Items.
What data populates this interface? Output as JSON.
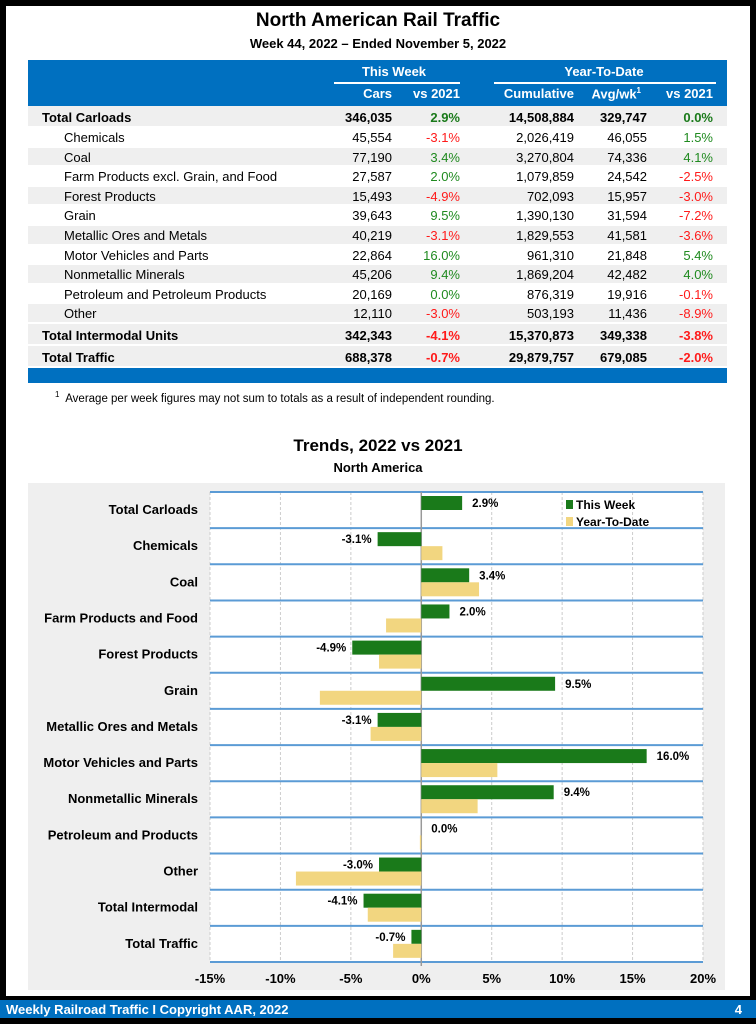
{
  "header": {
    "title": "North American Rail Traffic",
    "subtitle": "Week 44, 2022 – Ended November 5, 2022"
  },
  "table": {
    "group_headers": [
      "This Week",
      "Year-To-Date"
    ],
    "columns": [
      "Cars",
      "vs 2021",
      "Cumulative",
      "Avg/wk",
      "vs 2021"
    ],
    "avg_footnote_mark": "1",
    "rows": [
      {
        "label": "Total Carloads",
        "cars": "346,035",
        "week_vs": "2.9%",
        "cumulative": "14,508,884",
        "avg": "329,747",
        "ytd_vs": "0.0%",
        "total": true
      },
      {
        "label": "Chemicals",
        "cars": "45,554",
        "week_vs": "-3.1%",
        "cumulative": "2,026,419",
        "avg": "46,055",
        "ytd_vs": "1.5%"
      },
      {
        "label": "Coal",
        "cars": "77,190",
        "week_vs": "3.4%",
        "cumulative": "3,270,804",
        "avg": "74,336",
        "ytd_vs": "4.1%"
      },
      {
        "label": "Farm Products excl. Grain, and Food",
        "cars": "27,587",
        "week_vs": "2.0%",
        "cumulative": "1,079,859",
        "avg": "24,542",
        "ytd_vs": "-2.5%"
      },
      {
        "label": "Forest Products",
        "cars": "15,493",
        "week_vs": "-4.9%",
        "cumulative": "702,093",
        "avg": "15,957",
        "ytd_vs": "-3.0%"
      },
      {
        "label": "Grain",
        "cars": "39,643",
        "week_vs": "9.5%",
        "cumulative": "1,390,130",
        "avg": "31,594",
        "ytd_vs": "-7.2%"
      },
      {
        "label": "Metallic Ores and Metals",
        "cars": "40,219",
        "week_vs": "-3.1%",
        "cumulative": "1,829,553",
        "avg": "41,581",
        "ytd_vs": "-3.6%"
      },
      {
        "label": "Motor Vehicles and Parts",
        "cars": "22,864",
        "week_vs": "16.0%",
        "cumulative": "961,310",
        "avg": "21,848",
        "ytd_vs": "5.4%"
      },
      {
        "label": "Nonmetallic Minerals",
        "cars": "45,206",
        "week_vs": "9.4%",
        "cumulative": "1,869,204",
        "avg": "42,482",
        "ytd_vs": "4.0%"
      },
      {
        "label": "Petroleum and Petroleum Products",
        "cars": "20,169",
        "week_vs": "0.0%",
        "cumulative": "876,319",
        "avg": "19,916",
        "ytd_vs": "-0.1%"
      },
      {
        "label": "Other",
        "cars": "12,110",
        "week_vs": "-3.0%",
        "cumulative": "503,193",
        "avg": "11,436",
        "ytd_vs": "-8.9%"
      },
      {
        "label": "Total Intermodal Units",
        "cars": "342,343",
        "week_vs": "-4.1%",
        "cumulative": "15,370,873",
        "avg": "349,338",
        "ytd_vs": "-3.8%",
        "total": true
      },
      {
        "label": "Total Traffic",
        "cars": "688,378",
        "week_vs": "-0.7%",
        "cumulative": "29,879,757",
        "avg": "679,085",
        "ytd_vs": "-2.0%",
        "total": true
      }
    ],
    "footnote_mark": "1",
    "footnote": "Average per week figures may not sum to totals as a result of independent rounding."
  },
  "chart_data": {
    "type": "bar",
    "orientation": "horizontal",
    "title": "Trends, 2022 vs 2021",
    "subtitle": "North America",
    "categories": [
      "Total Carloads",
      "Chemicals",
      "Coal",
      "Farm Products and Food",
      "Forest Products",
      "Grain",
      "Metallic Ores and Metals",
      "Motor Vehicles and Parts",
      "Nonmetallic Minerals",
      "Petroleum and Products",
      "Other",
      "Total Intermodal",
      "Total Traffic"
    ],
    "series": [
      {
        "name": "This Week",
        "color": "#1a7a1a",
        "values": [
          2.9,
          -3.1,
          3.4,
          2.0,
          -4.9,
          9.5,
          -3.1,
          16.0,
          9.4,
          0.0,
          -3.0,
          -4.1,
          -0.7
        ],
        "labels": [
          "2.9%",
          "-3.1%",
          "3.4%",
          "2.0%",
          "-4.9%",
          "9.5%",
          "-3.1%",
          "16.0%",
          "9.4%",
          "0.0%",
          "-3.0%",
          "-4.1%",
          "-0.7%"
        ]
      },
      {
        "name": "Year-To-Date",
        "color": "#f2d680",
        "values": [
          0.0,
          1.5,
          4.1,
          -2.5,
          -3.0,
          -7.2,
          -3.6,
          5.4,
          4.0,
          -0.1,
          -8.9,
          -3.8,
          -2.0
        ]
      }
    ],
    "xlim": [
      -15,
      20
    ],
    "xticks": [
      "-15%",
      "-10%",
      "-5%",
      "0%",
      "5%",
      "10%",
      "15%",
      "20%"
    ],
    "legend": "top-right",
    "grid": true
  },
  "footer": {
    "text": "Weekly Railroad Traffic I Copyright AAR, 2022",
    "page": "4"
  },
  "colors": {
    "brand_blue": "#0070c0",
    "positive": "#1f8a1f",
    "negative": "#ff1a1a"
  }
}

Goal. Transcribe every line in the entries above, taking out only the images.

Reply to the exercise.
What data populates this interface? Output as JSON.
{
  "header": {
    "title": "North American Rail Traffic",
    "subtitle": "Week 44, 2022 – Ended November 5, 2022"
  },
  "table": {
    "group_headers": [
      "This Week",
      "Year-To-Date"
    ],
    "columns": [
      "Cars",
      "vs 2021",
      "Cumulative",
      "Avg/wk",
      "vs 2021"
    ],
    "avg_footnote_mark": "1",
    "rows": [
      {
        "label": "Total Carloads",
        "cars": "346,035",
        "week_vs": "2.9%",
        "cumulative": "14,508,884",
        "avg": "329,747",
        "ytd_vs": "0.0%",
        "total": true
      },
      {
        "label": "Chemicals",
        "cars": "45,554",
        "week_vs": "-3.1%",
        "cumulative": "2,026,419",
        "avg": "46,055",
        "ytd_vs": "1.5%"
      },
      {
        "label": "Coal",
        "cars": "77,190",
        "week_vs": "3.4%",
        "cumulative": "3,270,804",
        "avg": "74,336",
        "ytd_vs": "4.1%"
      },
      {
        "label": "Farm Products excl. Grain, and Food",
        "cars": "27,587",
        "week_vs": "2.0%",
        "cumulative": "1,079,859",
        "avg": "24,542",
        "ytd_vs": "-2.5%"
      },
      {
        "label": "Forest Products",
        "cars": "15,493",
        "week_vs": "-4.9%",
        "cumulative": "702,093",
        "avg": "15,957",
        "ytd_vs": "-3.0%"
      },
      {
        "label": "Grain",
        "cars": "39,643",
        "week_vs": "9.5%",
        "cumulative": "1,390,130",
        "avg": "31,594",
        "ytd_vs": "-7.2%"
      },
      {
        "label": "Metallic Ores and Metals",
        "cars": "40,219",
        "week_vs": "-3.1%",
        "cumulative": "1,829,553",
        "avg": "41,581",
        "ytd_vs": "-3.6%"
      },
      {
        "label": "Motor Vehicles and Parts",
        "cars": "22,864",
        "week_vs": "16.0%",
        "cumulative": "961,310",
        "avg": "21,848",
        "ytd_vs": "5.4%"
      },
      {
        "label": "Nonmetallic Minerals",
        "cars": "45,206",
        "week_vs": "9.4%",
        "cumulative": "1,869,204",
        "avg": "42,482",
        "ytd_vs": "4.0%"
      },
      {
        "label": "Petroleum and Petroleum Products",
        "cars": "20,169",
        "week_vs": "0.0%",
        "cumulative": "876,319",
        "avg": "19,916",
        "ytd_vs": "-0.1%"
      },
      {
        "label": "Other",
        "cars": "12,110",
        "week_vs": "-3.0%",
        "cumulative": "503,193",
        "avg": "11,436",
        "ytd_vs": "-8.9%"
      },
      {
        "label": "Total Intermodal Units",
        "cars": "342,343",
        "week_vs": "-4.1%",
        "cumulative": "15,370,873",
        "avg": "349,338",
        "ytd_vs": "-3.8%",
        "total": true
      },
      {
        "label": "Total Traffic",
        "cars": "688,378",
        "week_vs": "-0.7%",
        "cumulative": "29,879,757",
        "avg": "679,085",
        "ytd_vs": "-2.0%",
        "total": true
      }
    ],
    "footnote_mark": "1",
    "footnote": "Average per week figures may not sum to totals as a result of independent rounding."
  },
  "chart_data": {
    "type": "bar",
    "orientation": "horizontal",
    "title": "Trends, 2022 vs 2021",
    "subtitle": "North America",
    "categories": [
      "Total Carloads",
      "Chemicals",
      "Coal",
      "Farm Products and Food",
      "Forest Products",
      "Grain",
      "Metallic Ores and Metals",
      "Motor Vehicles and Parts",
      "Nonmetallic Minerals",
      "Petroleum and Products",
      "Other",
      "Total Intermodal",
      "Total Traffic"
    ],
    "series": [
      {
        "name": "This Week",
        "color": "#1a7a1a",
        "values": [
          2.9,
          -3.1,
          3.4,
          2.0,
          -4.9,
          9.5,
          -3.1,
          16.0,
          9.4,
          0.0,
          -3.0,
          -4.1,
          -0.7
        ],
        "labels": [
          "2.9%",
          "-3.1%",
          "3.4%",
          "2.0%",
          "-4.9%",
          "9.5%",
          "-3.1%",
          "16.0%",
          "9.4%",
          "0.0%",
          "-3.0%",
          "-4.1%",
          "-0.7%"
        ]
      },
      {
        "name": "Year-To-Date",
        "color": "#f2d680",
        "values": [
          0.0,
          1.5,
          4.1,
          -2.5,
          -3.0,
          -7.2,
          -3.6,
          5.4,
          4.0,
          -0.1,
          -8.9,
          -3.8,
          -2.0
        ]
      }
    ],
    "xlim": [
      -15,
      20
    ],
    "xticks": [
      "-15%",
      "-10%",
      "-5%",
      "0%",
      "5%",
      "10%",
      "15%",
      "20%"
    ],
    "legend": "top-right",
    "grid": true
  },
  "footer": {
    "text": "Weekly Railroad Traffic I Copyright AAR, 2022",
    "page": "4"
  },
  "colors": {
    "brand_blue": "#0070c0",
    "positive": "#1f8a1f",
    "negative": "#ff1a1a"
  }
}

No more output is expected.